Collected data:
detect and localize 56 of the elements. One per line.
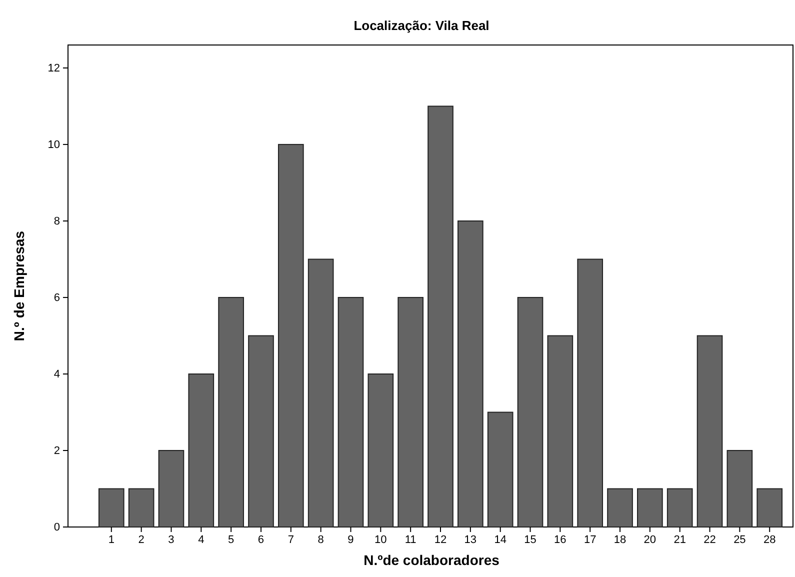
chart-title: Localização: Vila Real xyxy=(354,18,490,33)
bar xyxy=(487,412,514,528)
x-tick-label: 12 xyxy=(434,534,447,546)
y-tick-label: 2 xyxy=(54,445,60,458)
bar xyxy=(428,106,454,528)
x-tick-label: 6 xyxy=(258,534,264,546)
x-tick-label: 25 xyxy=(734,534,746,546)
bar xyxy=(248,335,274,528)
y-tick-label: 12 xyxy=(48,62,60,74)
bar xyxy=(726,450,753,528)
x-tick-label: 2 xyxy=(138,534,144,546)
bar xyxy=(517,296,544,528)
y-axis-title: N.º de Empresas xyxy=(11,230,27,342)
x-tick-label: 7 xyxy=(288,534,294,546)
bar xyxy=(696,335,723,528)
x-tick-label: 13 xyxy=(464,534,477,546)
bar xyxy=(368,373,394,528)
x-tick-label: 10 xyxy=(374,534,387,546)
x-tick-label: 28 xyxy=(763,534,776,546)
bar xyxy=(278,144,304,528)
y-tick-label: 6 xyxy=(54,292,60,304)
x-tick-label: 14 xyxy=(494,534,506,546)
x-tick-label: 17 xyxy=(584,534,596,546)
bar xyxy=(458,220,484,528)
bar xyxy=(338,296,364,528)
y-tick-label: 0 xyxy=(54,522,60,534)
bar xyxy=(218,296,244,528)
x-tick-label: 9 xyxy=(348,534,354,546)
bar xyxy=(128,488,154,528)
bar xyxy=(308,258,334,528)
x-tick-label: 11 xyxy=(404,534,416,546)
bar xyxy=(637,488,663,528)
x-tick-label: 5 xyxy=(228,534,234,546)
x-tick-label: 18 xyxy=(614,534,626,546)
x-tick-label: 4 xyxy=(198,534,204,546)
x-tick-label: 16 xyxy=(554,534,566,546)
x-tick-label: 1 xyxy=(108,534,114,546)
x-tick-label: 8 xyxy=(318,534,324,546)
bar xyxy=(547,335,574,528)
y-tick-label: 8 xyxy=(54,215,60,228)
bar xyxy=(398,296,424,528)
x-axis-title: N.ºde colaboradores xyxy=(364,552,500,568)
bar xyxy=(158,450,184,528)
y-tick-label: 4 xyxy=(54,368,60,381)
bar xyxy=(98,488,124,528)
x-tick-label: 15 xyxy=(524,534,536,546)
y-tick-label: 10 xyxy=(48,138,60,151)
bar xyxy=(577,258,604,528)
bar xyxy=(607,488,633,528)
bar xyxy=(756,488,783,528)
bar xyxy=(188,373,214,528)
x-tick-label: 21 xyxy=(674,534,686,546)
x-tick-label: 3 xyxy=(168,534,174,546)
x-tick-label: 22 xyxy=(704,534,716,546)
bar xyxy=(666,488,693,528)
x-tick-label: 20 xyxy=(644,534,656,546)
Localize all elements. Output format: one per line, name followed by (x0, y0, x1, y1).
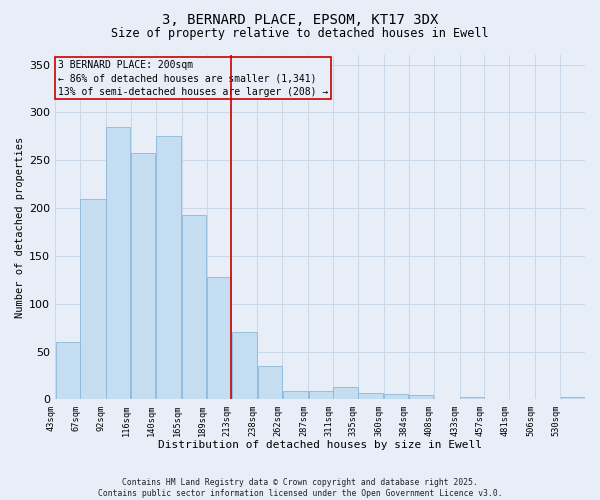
Y-axis label: Number of detached properties: Number of detached properties (15, 136, 25, 318)
Bar (106, 127, 130, 400)
Bar (460, 396, 484, 400)
X-axis label: Distribution of detached houses by size in Ewell: Distribution of detached houses by size … (158, 440, 482, 450)
Bar (384, 394, 409, 400)
Bar (156, 136, 181, 400)
Bar (409, 394, 433, 400)
Bar (131, 152, 155, 400)
Bar (334, 387, 358, 400)
Text: 3, BERNARD PLACE, EPSOM, KT17 3DX: 3, BERNARD PLACE, EPSOM, KT17 3DX (162, 12, 438, 26)
Text: Contains HM Land Registry data © Crown copyright and database right 2025.
Contai: Contains HM Land Registry data © Crown c… (98, 478, 502, 498)
Bar (182, 215, 206, 400)
Bar (232, 332, 257, 400)
Bar (283, 391, 308, 400)
Bar (308, 391, 332, 400)
Bar (510, 398, 535, 400)
Text: 3 BERNARD PLACE: 200sqm
← 86% of detached houses are smaller (1,341)
13% of semi: 3 BERNARD PLACE: 200sqm ← 86% of detache… (58, 60, 328, 96)
Bar (258, 366, 282, 400)
Text: Size of property relative to detached houses in Ewell: Size of property relative to detached ho… (111, 28, 489, 40)
Bar (207, 277, 231, 400)
Bar (80, 198, 106, 400)
Bar (358, 393, 383, 400)
Bar (56, 342, 80, 400)
Bar (560, 396, 584, 400)
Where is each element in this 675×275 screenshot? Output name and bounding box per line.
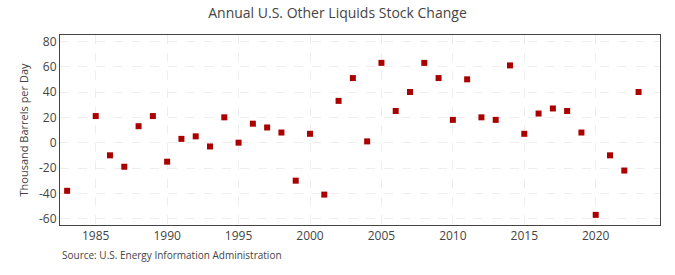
svg-text:2010: 2010 (439, 227, 467, 244)
svg-text:Source: U.S. Energy Informatio: Source: U.S. Energy Information Administ… (62, 248, 282, 262)
svg-text:-60: -60 (39, 210, 57, 227)
svg-text:40: 40 (43, 83, 57, 100)
svg-text:Annual U.S. Other Liquids Stoc: Annual U.S. Other Liquids Stock Change (208, 3, 467, 22)
svg-text:Thousand Barrels per Day: Thousand Barrels per Day (16, 63, 31, 196)
svg-text:20: 20 (43, 109, 57, 126)
svg-text:-40: -40 (39, 185, 57, 202)
svg-text:2000: 2000 (296, 227, 324, 244)
svg-text:-20: -20 (39, 159, 57, 176)
svg-text:2015: 2015 (511, 227, 539, 244)
svg-text:1990: 1990 (153, 227, 181, 244)
svg-text:0: 0 (50, 134, 57, 151)
svg-text:1985: 1985 (82, 227, 110, 244)
svg-text:1995: 1995 (225, 227, 253, 244)
svg-text:2005: 2005 (368, 227, 396, 244)
svg-text:80: 80 (43, 33, 57, 50)
svg-text:2020: 2020 (582, 227, 610, 244)
svg-text:60: 60 (43, 58, 57, 75)
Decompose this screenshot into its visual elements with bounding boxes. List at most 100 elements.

▶ **GIVEN TASK**: Copy everything in the listing from the line containing "chart-title: Localização: Vila" down to the line containing "Localize all elements.", both lines included, without changing anything.

▶ **EXERCISE OUTPUT**:
chart-title: Localização: Vila Real xyxy=(354,18,490,33)
bar xyxy=(487,412,514,528)
x-tick-label: 12 xyxy=(434,534,447,546)
y-tick-label: 2 xyxy=(54,445,60,458)
bar xyxy=(428,106,454,528)
x-tick-label: 6 xyxy=(258,534,264,546)
x-tick-label: 25 xyxy=(734,534,746,546)
bar xyxy=(248,335,274,528)
y-tick-label: 12 xyxy=(48,62,60,74)
bar xyxy=(726,450,753,528)
x-tick-label: 2 xyxy=(138,534,144,546)
bar xyxy=(517,296,544,528)
y-axis-title: N.º de Empresas xyxy=(11,230,27,342)
x-tick-label: 7 xyxy=(288,534,294,546)
bar xyxy=(696,335,723,528)
x-tick-label: 13 xyxy=(464,534,477,546)
bar xyxy=(368,373,394,528)
x-tick-label: 10 xyxy=(374,534,387,546)
x-tick-label: 28 xyxy=(763,534,776,546)
bar xyxy=(278,144,304,528)
y-tick-label: 6 xyxy=(54,292,60,304)
x-tick-label: 14 xyxy=(494,534,506,546)
x-tick-label: 17 xyxy=(584,534,596,546)
bar xyxy=(458,220,484,528)
bar xyxy=(338,296,364,528)
y-tick-label: 0 xyxy=(54,522,60,534)
bar xyxy=(218,296,244,528)
x-tick-label: 9 xyxy=(348,534,354,546)
bar xyxy=(128,488,154,528)
bar xyxy=(308,258,334,528)
x-tick-label: 11 xyxy=(404,534,416,546)
bar xyxy=(637,488,663,528)
x-tick-label: 5 xyxy=(228,534,234,546)
x-tick-label: 18 xyxy=(614,534,626,546)
x-tick-label: 4 xyxy=(198,534,204,546)
x-tick-label: 16 xyxy=(554,534,566,546)
x-tick-label: 1 xyxy=(108,534,114,546)
x-tick-label: 8 xyxy=(318,534,324,546)
bar xyxy=(547,335,574,528)
y-tick-label: 8 xyxy=(54,215,60,228)
bar xyxy=(398,296,424,528)
x-axis-title: N.ºde colaboradores xyxy=(364,552,500,568)
bar xyxy=(158,450,184,528)
y-tick-label: 4 xyxy=(54,368,60,381)
bar xyxy=(98,488,124,528)
x-tick-label: 15 xyxy=(524,534,536,546)
y-tick-label: 10 xyxy=(48,138,60,151)
bar xyxy=(577,258,604,528)
bar xyxy=(607,488,633,528)
bar xyxy=(756,488,783,528)
bar xyxy=(188,373,214,528)
x-tick-label: 21 xyxy=(674,534,686,546)
x-tick-label: 3 xyxy=(168,534,174,546)
x-tick-label: 22 xyxy=(704,534,716,546)
bar xyxy=(666,488,693,528)
x-tick-label: 20 xyxy=(644,534,656,546)
Localize all elements. Output format: one per line, name followed by (x0, y0, x1, y1).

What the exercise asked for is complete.